* Lines of data:
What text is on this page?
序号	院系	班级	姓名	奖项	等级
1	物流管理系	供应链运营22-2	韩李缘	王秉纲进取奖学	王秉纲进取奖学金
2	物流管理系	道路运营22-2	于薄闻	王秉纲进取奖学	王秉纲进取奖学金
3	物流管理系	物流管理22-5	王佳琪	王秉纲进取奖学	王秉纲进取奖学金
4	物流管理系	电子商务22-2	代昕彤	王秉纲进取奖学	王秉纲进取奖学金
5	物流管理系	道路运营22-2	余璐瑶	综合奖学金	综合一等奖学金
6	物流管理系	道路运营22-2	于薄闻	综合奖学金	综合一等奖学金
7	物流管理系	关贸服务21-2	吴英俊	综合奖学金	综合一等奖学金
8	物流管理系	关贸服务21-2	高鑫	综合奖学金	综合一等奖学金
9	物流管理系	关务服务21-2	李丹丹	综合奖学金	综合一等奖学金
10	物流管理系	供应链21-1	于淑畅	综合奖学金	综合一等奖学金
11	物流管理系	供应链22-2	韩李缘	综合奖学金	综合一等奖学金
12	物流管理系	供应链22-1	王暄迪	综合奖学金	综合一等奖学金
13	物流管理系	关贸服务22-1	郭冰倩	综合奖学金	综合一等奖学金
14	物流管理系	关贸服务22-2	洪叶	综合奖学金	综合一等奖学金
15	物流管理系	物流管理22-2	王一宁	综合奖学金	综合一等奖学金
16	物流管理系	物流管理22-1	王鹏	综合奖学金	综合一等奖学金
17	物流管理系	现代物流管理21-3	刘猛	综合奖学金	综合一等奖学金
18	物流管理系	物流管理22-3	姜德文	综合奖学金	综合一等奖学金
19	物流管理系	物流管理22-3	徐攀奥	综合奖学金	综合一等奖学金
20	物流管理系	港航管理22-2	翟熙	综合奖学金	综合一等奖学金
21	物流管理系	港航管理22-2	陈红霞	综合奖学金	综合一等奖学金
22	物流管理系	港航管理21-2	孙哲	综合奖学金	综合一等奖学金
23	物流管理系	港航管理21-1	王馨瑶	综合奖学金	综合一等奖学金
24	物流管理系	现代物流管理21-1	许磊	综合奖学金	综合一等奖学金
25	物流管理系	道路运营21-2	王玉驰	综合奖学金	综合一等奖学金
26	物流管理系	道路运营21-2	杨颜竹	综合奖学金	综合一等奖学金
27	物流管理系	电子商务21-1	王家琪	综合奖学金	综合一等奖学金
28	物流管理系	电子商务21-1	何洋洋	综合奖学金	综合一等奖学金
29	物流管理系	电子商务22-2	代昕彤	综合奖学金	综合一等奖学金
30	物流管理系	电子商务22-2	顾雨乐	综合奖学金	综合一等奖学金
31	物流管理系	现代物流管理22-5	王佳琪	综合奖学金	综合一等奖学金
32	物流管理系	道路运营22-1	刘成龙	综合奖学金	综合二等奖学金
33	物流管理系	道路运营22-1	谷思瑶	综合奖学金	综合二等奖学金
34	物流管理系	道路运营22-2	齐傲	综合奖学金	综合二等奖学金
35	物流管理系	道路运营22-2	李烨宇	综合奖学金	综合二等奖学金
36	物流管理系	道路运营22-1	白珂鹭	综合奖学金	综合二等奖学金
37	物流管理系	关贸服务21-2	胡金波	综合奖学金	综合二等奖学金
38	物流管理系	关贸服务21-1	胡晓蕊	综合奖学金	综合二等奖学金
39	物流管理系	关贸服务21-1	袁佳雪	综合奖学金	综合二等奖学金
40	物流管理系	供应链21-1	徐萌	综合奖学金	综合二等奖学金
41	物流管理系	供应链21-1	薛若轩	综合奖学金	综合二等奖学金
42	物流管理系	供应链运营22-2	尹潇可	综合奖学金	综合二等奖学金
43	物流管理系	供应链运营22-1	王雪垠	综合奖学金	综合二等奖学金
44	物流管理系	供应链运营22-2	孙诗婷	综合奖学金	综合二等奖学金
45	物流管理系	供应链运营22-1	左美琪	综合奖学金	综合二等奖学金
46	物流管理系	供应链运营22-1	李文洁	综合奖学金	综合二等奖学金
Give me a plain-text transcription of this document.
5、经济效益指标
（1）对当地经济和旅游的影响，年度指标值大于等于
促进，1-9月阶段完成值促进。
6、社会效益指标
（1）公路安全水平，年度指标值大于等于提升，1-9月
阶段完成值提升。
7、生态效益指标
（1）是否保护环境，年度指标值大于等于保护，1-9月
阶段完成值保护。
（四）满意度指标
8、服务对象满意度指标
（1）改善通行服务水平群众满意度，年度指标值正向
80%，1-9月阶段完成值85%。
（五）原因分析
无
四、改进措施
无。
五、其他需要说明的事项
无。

* Short task: From the material above, copy each line that includes the word "王秉纲进取奖学".

* Exercise response:
1	物流管理系	供应链运营22-2	韩李缘	王秉纲进取奖学	王秉纲进取奖学金
2	物流管理系	道路运营22-2	于薄闻	王秉纲进取奖学	王秉纲进取奖学金
3	物流管理系	物流管理22-5	王佳琪	王秉纲进取奖学	王秉纲进取奖学金
4	物流管理系	电子商务22-2	代昕彤	王秉纲进取奖学	王秉纲进取奖学金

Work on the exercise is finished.